Task description: Scan the lines below for the string "this" and report how many lines contain it, giving only the number.

== Record extracts ==

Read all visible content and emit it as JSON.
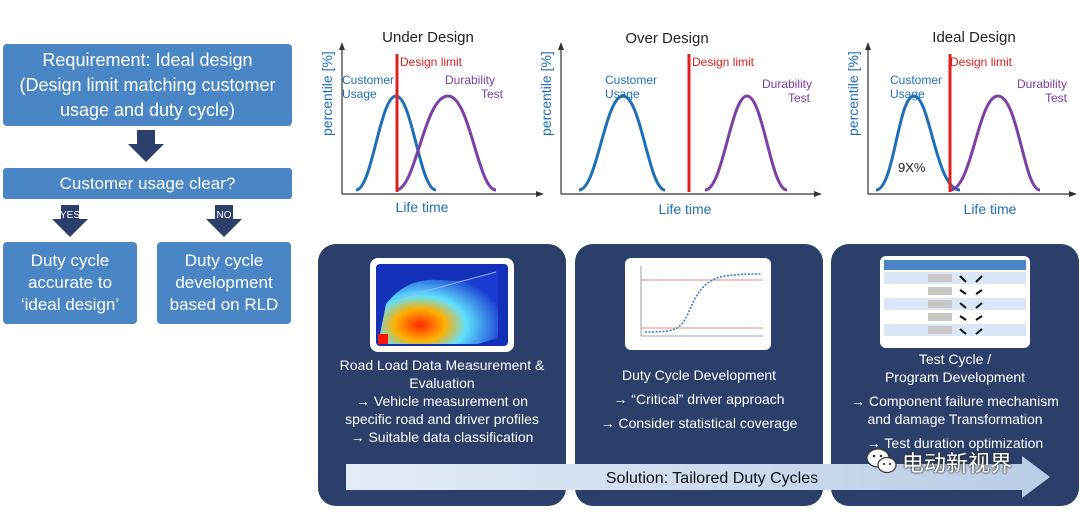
{
  "flow": {
    "requirement_line1": "Requirement: Ideal design",
    "requirement_line2": "(Design limit matching customer",
    "requirement_line3": "usage and duty cycle)",
    "usage_question": "Customer usage clear?",
    "yes_label": "YES",
    "no_label": "NO",
    "yes_outcome": [
      "Duty cycle",
      "accurate to",
      "‘ideal design’"
    ],
    "no_outcome": [
      "Duty cycle",
      "development",
      "based on RLD"
    ]
  },
  "plots": [
    {
      "title": "Under Design",
      "ylabel": "percentile [%]",
      "xlabel": "Life time",
      "design_limit": "Design limit",
      "customer_label": [
        "Customer",
        "Usage"
      ],
      "durability_label": [
        "Durability",
        "Test"
      ],
      "annotation": ""
    },
    {
      "title": "Over Design",
      "ylabel": "percentile [%]",
      "xlabel": "Life time",
      "design_limit": "Design limit",
      "customer_label": [
        "Customer",
        "Usage"
      ],
      "durability_label": [
        "Durability",
        "Test"
      ],
      "annotation": ""
    },
    {
      "title": "Ideal Design",
      "ylabel": "percentile [%]",
      "xlabel": "Life time",
      "design_limit": "Design limit",
      "customer_label": [
        "Customer",
        "Usage"
      ],
      "durability_label": [
        "Durability",
        "Test"
      ],
      "annotation": "9X%"
    }
  ],
  "panels": [
    {
      "lines": [
        "Road Load Data Measurement &",
        "Evaluation",
        "→ Vehicle measurement on",
        "specific road and driver profiles",
        "→ Suitable data classification"
      ]
    },
    {
      "lines": [
        "Duty Cycle Development",
        "→ “Critical” driver approach",
        "→ Consider statistical coverage"
      ]
    },
    {
      "lines": [
        "Test Cycle /",
        "Program Development",
        "→ Component failure mechanism",
        "and damage Transformation",
        "→ Test duration optimization"
      ]
    }
  ],
  "solution_arrow": "Solution: Tailored Duty Cycles",
  "watermark": "电动新视界",
  "colors": {
    "box_blue": "#4a86c5",
    "arrow_dark": "#2b3f6a",
    "panel_navy": "#2b3f6a",
    "customer_curve": "#1f6fb8",
    "durability_curve": "#7b3fa6",
    "design_limit": "#e02020"
  }
}
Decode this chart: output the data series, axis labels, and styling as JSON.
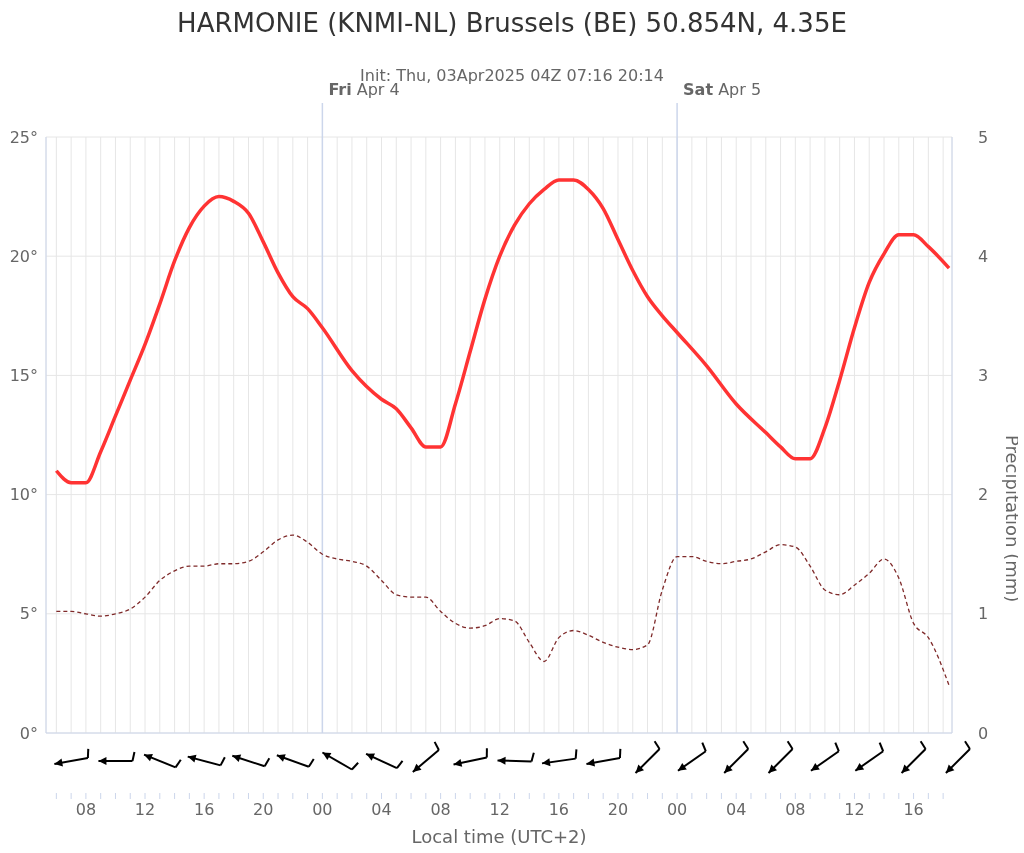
{
  "chart_data": {
    "type": "line",
    "title": "HARMONIE (KNMI-NL) Brussels (BE) 50.854N, 4.35E",
    "subtitle": "Init: Thu, 03Apr2025 04Z 07:16 20:14",
    "xlabel": "Local time (UTC+2)",
    "y2label": "Precipitation (mm)",
    "series": [
      {
        "color": "#ff3333",
        "line_style": "solid",
        "x": [
          6,
          7,
          8,
          9,
          10,
          11,
          12,
          13,
          14,
          15,
          16,
          17,
          18,
          19,
          20,
          21,
          22,
          23,
          24,
          26,
          28,
          29,
          30,
          31,
          32,
          33,
          34,
          35,
          36,
          37,
          38,
          39,
          40,
          41,
          42,
          43,
          44,
          45,
          46,
          47,
          48,
          50,
          52,
          54,
          55,
          56,
          57,
          58,
          59,
          60,
          61,
          62,
          63,
          64,
          65,
          66.4
        ],
        "values": [
          11.0,
          10.5,
          10.5,
          11.8,
          13.3,
          14.8,
          16.3,
          18.0,
          19.8,
          21.2,
          22.1,
          22.5,
          22.3,
          21.8,
          20.6,
          19.3,
          18.3,
          17.8,
          17.0,
          15.2,
          14.0,
          13.6,
          12.8,
          12.0,
          12.0,
          13.8,
          16.0,
          18.2,
          20.0,
          21.3,
          22.2,
          22.8,
          23.2,
          23.2,
          22.8,
          22.0,
          20.7,
          19.4,
          18.3,
          17.5,
          16.8,
          15.4,
          13.8,
          12.6,
          12.0,
          11.5,
          11.5,
          12.8,
          14.8,
          17.0,
          18.9,
          20.1,
          20.9,
          20.9,
          20.4,
          19.5
        ]
      },
      {
        "color": "#7f2a2a",
        "line_style": "dashed",
        "x": [
          6,
          7,
          8,
          9,
          10,
          11,
          12,
          13,
          14,
          15,
          16,
          17,
          18,
          19,
          20,
          21,
          22,
          23,
          24,
          25,
          26,
          27,
          28,
          29,
          30,
          31,
          32,
          33,
          34,
          35,
          36,
          37,
          38,
          39,
          40,
          41,
          42,
          43,
          44,
          45,
          46,
          47,
          48,
          49,
          50,
          51,
          52,
          53,
          54,
          55,
          56,
          57,
          58,
          59,
          60,
          61,
          62,
          63,
          64,
          65,
          66.4
        ],
        "values": [
          5.1,
          5.1,
          5.0,
          4.9,
          5.0,
          5.2,
          5.7,
          6.4,
          6.8,
          7.0,
          7.0,
          7.1,
          7.1,
          7.2,
          7.6,
          8.1,
          8.3,
          8.0,
          7.5,
          7.3,
          7.2,
          7.0,
          6.4,
          5.8,
          5.7,
          5.7,
          5.1,
          4.6,
          4.4,
          4.5,
          4.8,
          4.7,
          3.8,
          3.0,
          4.0,
          4.3,
          4.1,
          3.8,
          3.6,
          3.5,
          3.7,
          6.0,
          7.4,
          7.4,
          7.2,
          7.1,
          7.2,
          7.3,
          7.6,
          7.9,
          7.8,
          7.0,
          6.0,
          5.8,
          6.2,
          6.7,
          7.3,
          6.5,
          4.6,
          4.0,
          2.0
        ]
      }
    ],
    "xlim": [
      5.3,
      66.6
    ],
    "xticks": [
      {
        "value": 6,
        "label": null
      },
      {
        "value": 7,
        "label": null
      },
      {
        "value": 8,
        "label": "08"
      },
      {
        "value": 9,
        "label": null
      },
      {
        "value": 10,
        "label": null
      },
      {
        "value": 11,
        "label": null
      },
      {
        "value": 12,
        "label": "12"
      },
      {
        "value": 13,
        "label": null
      },
      {
        "value": 14,
        "label": null
      },
      {
        "value": 15,
        "label": null
      },
      {
        "value": 16,
        "label": "16"
      },
      {
        "value": 17,
        "label": null
      },
      {
        "value": 18,
        "label": null
      },
      {
        "value": 19,
        "label": null
      },
      {
        "value": 20,
        "label": "20"
      },
      {
        "value": 21,
        "label": null
      },
      {
        "value": 22,
        "label": null
      },
      {
        "value": 23,
        "label": null
      },
      {
        "value": 24,
        "label": "00"
      },
      {
        "value": 25,
        "label": null
      },
      {
        "value": 26,
        "label": null
      },
      {
        "value": 27,
        "label": null
      },
      {
        "value": 28,
        "label": "04"
      },
      {
        "value": 29,
        "label": null
      },
      {
        "value": 30,
        "label": null
      },
      {
        "value": 31,
        "label": null
      },
      {
        "value": 32,
        "label": "08"
      },
      {
        "value": 33,
        "label": null
      },
      {
        "value": 34,
        "label": null
      },
      {
        "value": 35,
        "label": null
      },
      {
        "value": 36,
        "label": "12"
      },
      {
        "value": 37,
        "label": null
      },
      {
        "value": 38,
        "label": null
      },
      {
        "value": 39,
        "label": null
      },
      {
        "value": 40,
        "label": "16"
      },
      {
        "value": 41,
        "label": null
      },
      {
        "value": 42,
        "label": null
      },
      {
        "value": 43,
        "label": null
      },
      {
        "value": 44,
        "label": "20"
      },
      {
        "value": 45,
        "label": null
      },
      {
        "value": 46,
        "label": null
      },
      {
        "value": 47,
        "label": null
      },
      {
        "value": 48,
        "label": "00"
      },
      {
        "value": 49,
        "label": null
      },
      {
        "value": 50,
        "label": null
      },
      {
        "value": 51,
        "label": null
      },
      {
        "value": 52,
        "label": "04"
      },
      {
        "value": 53,
        "label": null
      },
      {
        "value": 54,
        "label": null
      },
      {
        "value": 55,
        "label": null
      },
      {
        "value": 56,
        "label": "08"
      },
      {
        "value": 57,
        "label": null
      },
      {
        "value": 58,
        "label": null
      },
      {
        "value": 59,
        "label": null
      },
      {
        "value": 60,
        "label": "12"
      },
      {
        "value": 61,
        "label": null
      },
      {
        "value": 62,
        "label": null
      },
      {
        "value": 63,
        "label": null
      },
      {
        "value": 64,
        "label": "16"
      },
      {
        "value": 65,
        "label": null
      },
      {
        "value": 66,
        "label": null
      }
    ],
    "ylim": [
      0,
      25
    ],
    "yticks": [
      {
        "value": 0,
        "label": "0°"
      },
      {
        "value": 5,
        "label": "5°"
      },
      {
        "value": 10,
        "label": "10°"
      },
      {
        "value": 15,
        "label": "15°"
      },
      {
        "value": 20,
        "label": "20°"
      },
      {
        "value": 25,
        "label": "25°"
      }
    ],
    "y2lim": [
      0,
      5
    ],
    "y2ticks": [
      0,
      1,
      2,
      3,
      4,
      5
    ],
    "ref_lines": [
      {
        "axis": "x",
        "value": 24,
        "label": "Fri Apr 4",
        "color": "#ccd6eb"
      },
      {
        "axis": "x",
        "value": 48,
        "label": "Sat Apr 5",
        "color": "#ccd6eb"
      }
    ],
    "grid": true,
    "marker": "none"
  }
}
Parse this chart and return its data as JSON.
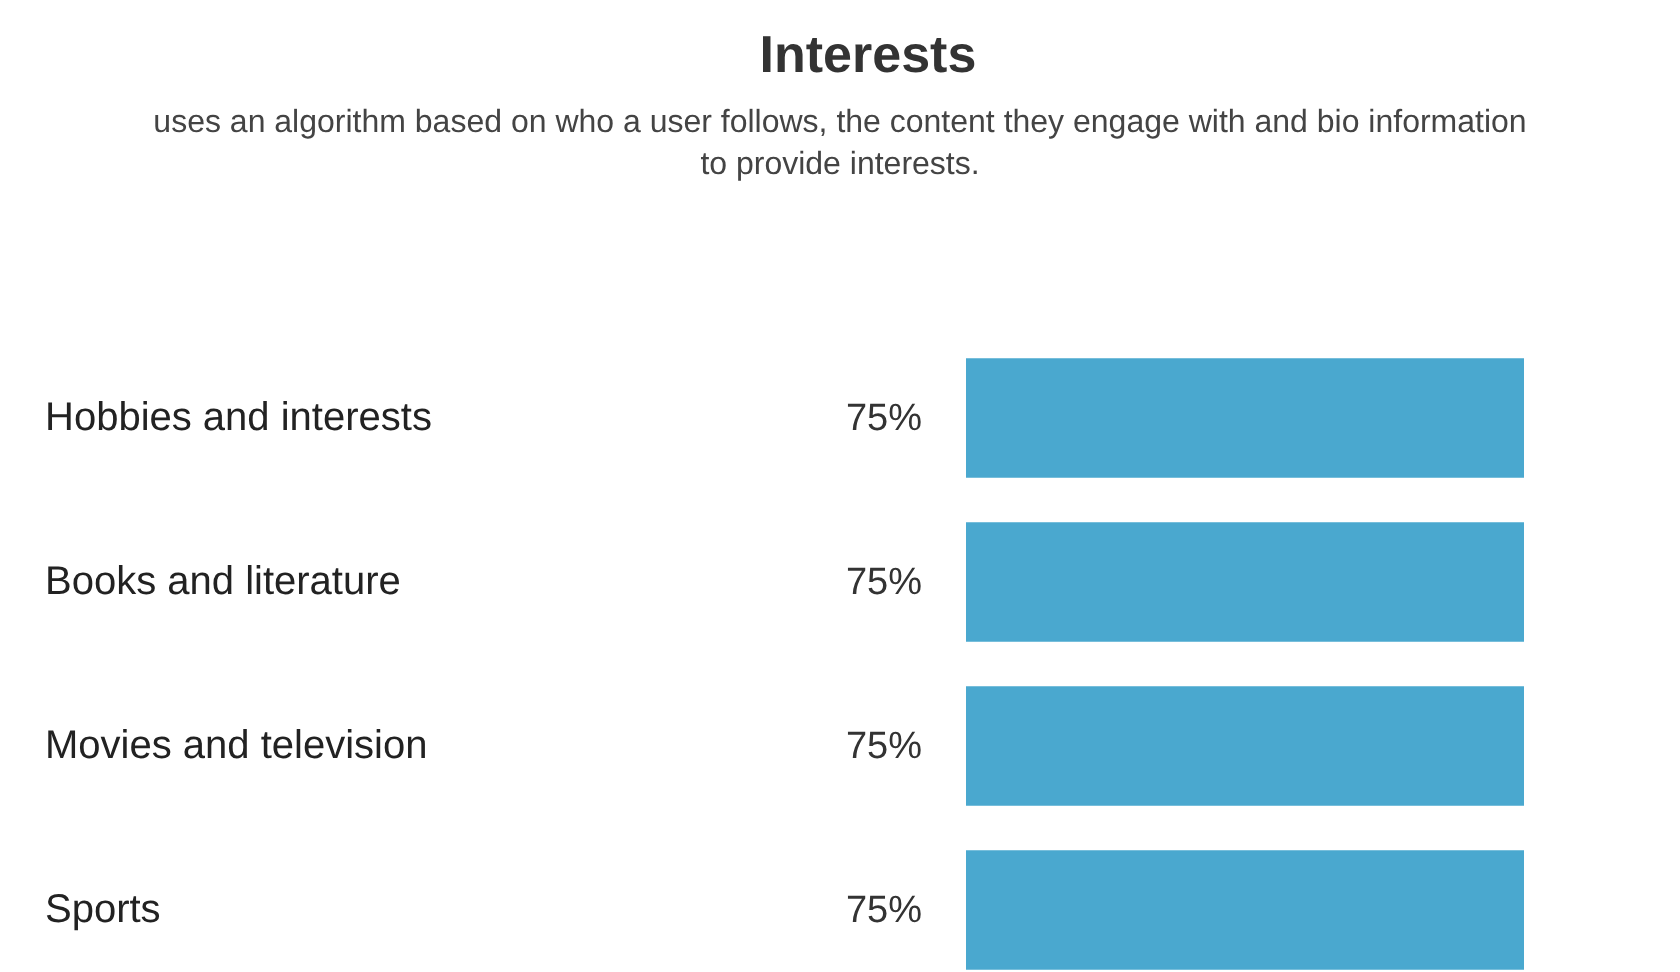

===

Task response: 2